■ **DATA SHOWN**
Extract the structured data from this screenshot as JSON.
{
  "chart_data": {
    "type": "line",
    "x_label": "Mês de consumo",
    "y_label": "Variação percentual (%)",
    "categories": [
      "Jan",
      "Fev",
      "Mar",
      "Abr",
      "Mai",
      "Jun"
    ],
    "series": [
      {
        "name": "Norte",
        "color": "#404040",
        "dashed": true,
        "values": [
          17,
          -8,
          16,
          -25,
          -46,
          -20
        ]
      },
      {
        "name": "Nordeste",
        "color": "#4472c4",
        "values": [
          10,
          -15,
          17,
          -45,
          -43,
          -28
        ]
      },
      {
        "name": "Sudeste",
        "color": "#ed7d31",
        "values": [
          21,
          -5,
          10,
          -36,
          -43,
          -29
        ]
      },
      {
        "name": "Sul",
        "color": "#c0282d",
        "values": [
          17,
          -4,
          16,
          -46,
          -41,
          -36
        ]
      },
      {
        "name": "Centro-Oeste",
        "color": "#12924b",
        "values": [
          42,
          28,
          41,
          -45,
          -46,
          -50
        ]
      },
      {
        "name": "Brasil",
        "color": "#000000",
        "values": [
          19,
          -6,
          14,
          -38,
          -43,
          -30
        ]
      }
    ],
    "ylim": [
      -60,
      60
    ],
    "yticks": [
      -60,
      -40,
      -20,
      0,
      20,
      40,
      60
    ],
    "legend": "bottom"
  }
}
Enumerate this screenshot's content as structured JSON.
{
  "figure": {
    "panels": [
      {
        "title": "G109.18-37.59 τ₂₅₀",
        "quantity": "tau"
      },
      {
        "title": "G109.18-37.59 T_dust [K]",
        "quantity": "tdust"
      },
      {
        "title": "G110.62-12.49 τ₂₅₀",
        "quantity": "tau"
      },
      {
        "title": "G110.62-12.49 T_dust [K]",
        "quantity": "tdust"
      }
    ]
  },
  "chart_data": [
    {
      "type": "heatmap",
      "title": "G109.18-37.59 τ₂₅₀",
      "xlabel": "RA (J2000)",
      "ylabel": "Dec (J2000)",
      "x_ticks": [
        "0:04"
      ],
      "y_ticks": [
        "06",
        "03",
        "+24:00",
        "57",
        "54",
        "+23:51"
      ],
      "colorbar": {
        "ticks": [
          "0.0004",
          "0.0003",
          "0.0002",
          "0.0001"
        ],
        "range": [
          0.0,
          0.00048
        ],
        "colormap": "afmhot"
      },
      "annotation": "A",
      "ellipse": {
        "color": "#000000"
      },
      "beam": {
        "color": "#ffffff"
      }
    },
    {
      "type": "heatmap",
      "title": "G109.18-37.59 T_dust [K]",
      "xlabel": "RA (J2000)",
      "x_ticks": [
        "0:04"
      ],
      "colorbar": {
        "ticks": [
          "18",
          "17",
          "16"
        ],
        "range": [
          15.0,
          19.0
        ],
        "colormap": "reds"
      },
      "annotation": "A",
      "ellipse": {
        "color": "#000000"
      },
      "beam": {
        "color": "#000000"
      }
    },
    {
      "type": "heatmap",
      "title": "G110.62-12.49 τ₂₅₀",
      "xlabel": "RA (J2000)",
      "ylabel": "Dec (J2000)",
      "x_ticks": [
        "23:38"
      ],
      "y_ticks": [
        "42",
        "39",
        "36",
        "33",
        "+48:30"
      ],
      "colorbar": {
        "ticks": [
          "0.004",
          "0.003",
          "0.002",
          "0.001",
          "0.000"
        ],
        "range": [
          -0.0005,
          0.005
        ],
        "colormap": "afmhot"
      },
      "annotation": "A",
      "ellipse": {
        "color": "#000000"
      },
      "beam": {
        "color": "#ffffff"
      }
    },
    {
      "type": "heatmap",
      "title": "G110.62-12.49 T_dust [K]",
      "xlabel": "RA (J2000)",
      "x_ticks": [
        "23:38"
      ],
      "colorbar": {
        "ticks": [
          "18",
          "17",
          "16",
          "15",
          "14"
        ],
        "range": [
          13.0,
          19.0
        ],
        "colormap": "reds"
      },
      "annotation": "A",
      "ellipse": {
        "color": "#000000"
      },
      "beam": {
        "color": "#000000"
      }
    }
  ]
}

■ **SHORT TASK**
Extract the entries above verbatim.

■ **CORRECT ANSWER**
Extract the structured data from this screenshot as JSON.
{
  "chart_data": {
    "type": "line",
    "x_label": "Mês de consumo",
    "y_label": "Variação percentual (%)",
    "categories": [
      "Jan",
      "Fev",
      "Mar",
      "Abr",
      "Mai",
      "Jun"
    ],
    "series": [
      {
        "name": "Norte",
        "color": "#404040",
        "dashed": true,
        "values": [
          17,
          -8,
          16,
          -25,
          -46,
          -20
        ]
      },
      {
        "name": "Nordeste",
        "color": "#4472c4",
        "values": [
          10,
          -15,
          17,
          -45,
          -43,
          -28
        ]
      },
      {
        "name": "Sudeste",
        "color": "#ed7d31",
        "values": [
          21,
          -5,
          10,
          -36,
          -43,
          -29
        ]
      },
      {
        "name": "Sul",
        "color": "#c0282d",
        "values": [
          17,
          -4,
          16,
          -46,
          -41,
          -36
        ]
      },
      {
        "name": "Centro-Oeste",
        "color": "#12924b",
        "values": [
          42,
          28,
          41,
          -45,
          -46,
          -50
        ]
      },
      {
        "name": "Brasil",
        "color": "#000000",
        "values": [
          19,
          -6,
          14,
          -38,
          -43,
          -30
        ]
      }
    ],
    "ylim": [
      -60,
      60
    ],
    "yticks": [
      -60,
      -40,
      -20,
      0,
      20,
      40,
      60
    ],
    "legend": "bottom"
  }
}
Enumerate this screenshot's content as structured JSON.
{
  "figure": {
    "panels": [
      {
        "title": "G109.18-37.59 τ₂₅₀",
        "quantity": "tau"
      },
      {
        "title": "G109.18-37.59 T_dust [K]",
        "quantity": "tdust"
      },
      {
        "title": "G110.62-12.49 τ₂₅₀",
        "quantity": "tau"
      },
      {
        "title": "G110.62-12.49 T_dust [K]",
        "quantity": "tdust"
      }
    ]
  },
  "chart_data": [
    {
      "type": "heatmap",
      "title": "G109.18-37.59 τ₂₅₀",
      "xlabel": "RA (J2000)",
      "ylabel": "Dec (J2000)",
      "x_ticks": [
        "0:04"
      ],
      "y_ticks": [
        "06",
        "03",
        "+24:00",
        "57",
        "54",
        "+23:51"
      ],
      "colorbar": {
        "ticks": [
          "0.0004",
          "0.0003",
          "0.0002",
          "0.0001"
        ],
        "range": [
          0.0,
          0.00048
        ],
        "colormap": "afmhot"
      },
      "annotation": "A",
      "ellipse": {
        "color": "#000000"
      },
      "beam": {
        "color": "#ffffff"
      }
    },
    {
      "type": "heatmap",
      "title": "G109.18-37.59 T_dust [K]",
      "xlabel": "RA (J2000)",
      "x_ticks": [
        "0:04"
      ],
      "colorbar": {
        "ticks": [
          "18",
          "17",
          "16"
        ],
        "range": [
          15.0,
          19.0
        ],
        "colormap": "reds"
      },
      "annotation": "A",
      "ellipse": {
        "color": "#000000"
      },
      "beam": {
        "color": "#000000"
      }
    },
    {
      "type": "heatmap",
      "title": "G110.62-12.49 τ₂₅₀",
      "xlabel": "RA (J2000)",
      "ylabel": "Dec (J2000)",
      "x_ticks": [
        "23:38"
      ],
      "y_ticks": [
        "42",
        "39",
        "36",
        "33",
        "+48:30"
      ],
      "colorbar": {
        "ticks": [
          "0.004",
          "0.003",
          "0.002",
          "0.001",
          "0.000"
        ],
        "range": [
          -0.0005,
          0.005
        ],
        "colormap": "afmhot"
      },
      "annotation": "A",
      "ellipse": {
        "color": "#000000"
      },
      "beam": {
        "color": "#ffffff"
      }
    },
    {
      "type": "heatmap",
      "title": "G110.62-12.49 T_dust [K]",
      "xlabel": "RA (J2000)",
      "x_ticks": [
        "23:38"
      ],
      "colorbar": {
        "ticks": [
          "18",
          "17",
          "16",
          "15",
          "14"
        ],
        "range": [
          13.0,
          19.0
        ],
        "colormap": "reds"
      },
      "annotation": "A",
      "ellipse": {
        "color": "#000000"
      },
      "beam": {
        "color": "#000000"
      }
    }
  ]
}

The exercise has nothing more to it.